- **What this task involves**
Check each line of the records for "ganadores"; collect those that have it.
── Rows ──
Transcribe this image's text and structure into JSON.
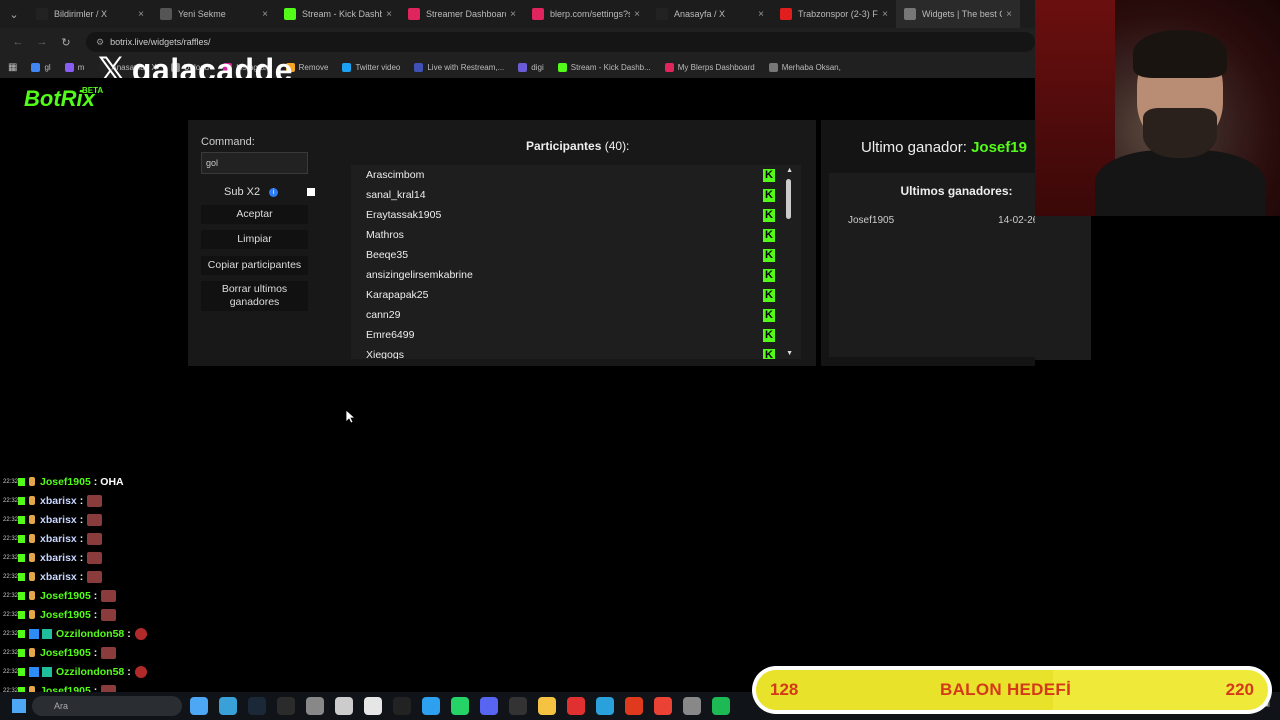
{
  "browser": {
    "tabs": [
      {
        "title": "Bildirimler / X",
        "icon": "x-icon",
        "color": "#222"
      },
      {
        "title": "Yeni Sekme",
        "icon": "chrome-icon",
        "color": "#555"
      },
      {
        "title": "Stream - Kick Dashbo",
        "icon": "kick-icon",
        "color": "#53fc18"
      },
      {
        "title": "Streamer Dashboard",
        "icon": "blerp-icon",
        "color": "#e0245e"
      },
      {
        "title": "blerp.com/settings?s",
        "icon": "blerp-icon",
        "color": "#e0245e"
      },
      {
        "title": "Anasayfa / X",
        "icon": "x-icon",
        "color": "#222"
      },
      {
        "title": "Trabzonspor (2-3) Fe",
        "icon": "youtube-icon",
        "color": "#e01e1e"
      },
      {
        "title": "Widgets | The best C",
        "icon": "botrix-icon",
        "color": "#777"
      }
    ],
    "url": "botrix.live/widgets/raffles/",
    "bookmarks": [
      {
        "label": "gl",
        "color": "#4285f4"
      },
      {
        "label": "m",
        "color": "#8a5cf6"
      },
      {
        "label": "Anasayfa / X",
        "color": "#222"
      },
      {
        "label": "Upload",
        "color": "#888"
      },
      {
        "label": "Instagram",
        "color": "#d6249f"
      },
      {
        "label": "Remove",
        "color": "#f5a623"
      },
      {
        "label": "Twitter video",
        "color": "#1da1f2"
      },
      {
        "label": "Live with Restream,...",
        "color": "#3f51b5"
      },
      {
        "label": "digi",
        "color": "#6b5bd6"
      },
      {
        "label": "Stream - Kick Dashb...",
        "color": "#53fc18"
      },
      {
        "label": "My Blerps Dashboard",
        "color": "#e0245e"
      },
      {
        "label": "Merhaba Oksan,",
        "color": "#777"
      }
    ]
  },
  "overlay": {
    "logo_text": "galacadde",
    "x_mark": "𝕏"
  },
  "brand": {
    "name": "BotRix",
    "badge": "BETA"
  },
  "raffle": {
    "command_label": "Command:",
    "command_value": "gol",
    "sub_label": "Sub X2",
    "info_glyph": "i",
    "buttons": {
      "accept": "Aceptar",
      "clear": "Limpiar",
      "copy": "Copiar participantes",
      "delete_winners": "Borrar ultimos ganadores"
    },
    "participants_title": "Participantes",
    "participants_count": "(40):",
    "participants": [
      "Arascimbom",
      "sanal_kral14",
      "Eraytassak1905",
      "Mathros",
      "Beeqe35",
      "ansizingelirsemkabrine",
      "Karapapak25",
      "cann29",
      "Emre6499",
      "Xiegogs"
    ],
    "last_winner_label": "Ultimo ganador:",
    "last_winner_name": "Josef19",
    "winners_title": "Ultimos ganadores:",
    "winners": [
      {
        "name": "Josef1905",
        "date": "14-02-26 22:32"
      }
    ]
  },
  "chat": [
    {
      "ts": "22:32",
      "user": "Josef1905",
      "color": "#53fc18",
      "badges": [
        "k",
        "s"
      ],
      "msg": "OHA",
      "emote": ""
    },
    {
      "ts": "22:32",
      "user": "xbarisx",
      "color": "#c8d6ff",
      "badges": [
        "k",
        "s"
      ],
      "msg": "",
      "emote": "cat"
    },
    {
      "ts": "22:32",
      "user": "xbarisx",
      "color": "#c8d6ff",
      "badges": [
        "k",
        "s"
      ],
      "msg": "",
      "emote": "cat"
    },
    {
      "ts": "22:32",
      "user": "xbarisx",
      "color": "#c8d6ff",
      "badges": [
        "k",
        "s"
      ],
      "msg": "",
      "emote": "cat"
    },
    {
      "ts": "22:32",
      "user": "xbarisx",
      "color": "#c8d6ff",
      "badges": [
        "k",
        "s"
      ],
      "msg": "",
      "emote": "cat"
    },
    {
      "ts": "22:32",
      "user": "xbarisx",
      "color": "#c8d6ff",
      "badges": [
        "k",
        "s"
      ],
      "msg": "",
      "emote": "cat"
    },
    {
      "ts": "22:32",
      "user": "Josef1905",
      "color": "#53fc18",
      "badges": [
        "k",
        "s"
      ],
      "msg": "",
      "emote": "cat"
    },
    {
      "ts": "22:32",
      "user": "Josef1905",
      "color": "#53fc18",
      "badges": [
        "k",
        "s"
      ],
      "msg": "",
      "emote": "cat"
    },
    {
      "ts": "22:32",
      "user": "Ozzilondon58",
      "color": "#53fc18",
      "badges": [
        "k",
        "b",
        "g"
      ],
      "msg": "",
      "emote": "devil"
    },
    {
      "ts": "22:32",
      "user": "Josef1905",
      "color": "#53fc18",
      "badges": [
        "k",
        "s"
      ],
      "msg": "",
      "emote": "cat"
    },
    {
      "ts": "22:32",
      "user": "Ozzilondon58",
      "color": "#53fc18",
      "badges": [
        "k",
        "b",
        "g"
      ],
      "msg": "",
      "emote": "devil"
    },
    {
      "ts": "22:32",
      "user": "Josef1905",
      "color": "#53fc18",
      "badges": [
        "k",
        "s"
      ],
      "msg": "",
      "emote": "cat"
    },
    {
      "ts": "22:32",
      "user": "Ozzilondon58",
      "color": "#53fc18",
      "badges": [
        "k",
        "b",
        "g"
      ],
      "msg": "",
      "emote": "devil"
    }
  ],
  "taskbar": {
    "search_placeholder": "Ara",
    "icon_colors": [
      "#4ea7f5",
      "#3aa0d8",
      "#1b2838",
      "#2b2b2b",
      "#888",
      "#cccccc",
      "#e6e6e6",
      "#222",
      "#2ea0f0",
      "#25d366",
      "#5865f2",
      "#333",
      "#f5c242",
      "#e03030",
      "#2aa1da",
      "#e03a1e",
      "#ea4335",
      "#888",
      "#1db954"
    ]
  },
  "goal": {
    "current": "128",
    "title": "BALON HEDEFİ",
    "max": "220",
    "progress": 0.58
  }
}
───
- **Result below**
      "delete_winners": "Borrar ultimos ganadores"
    "winners_title": "Ultimos ganadores:",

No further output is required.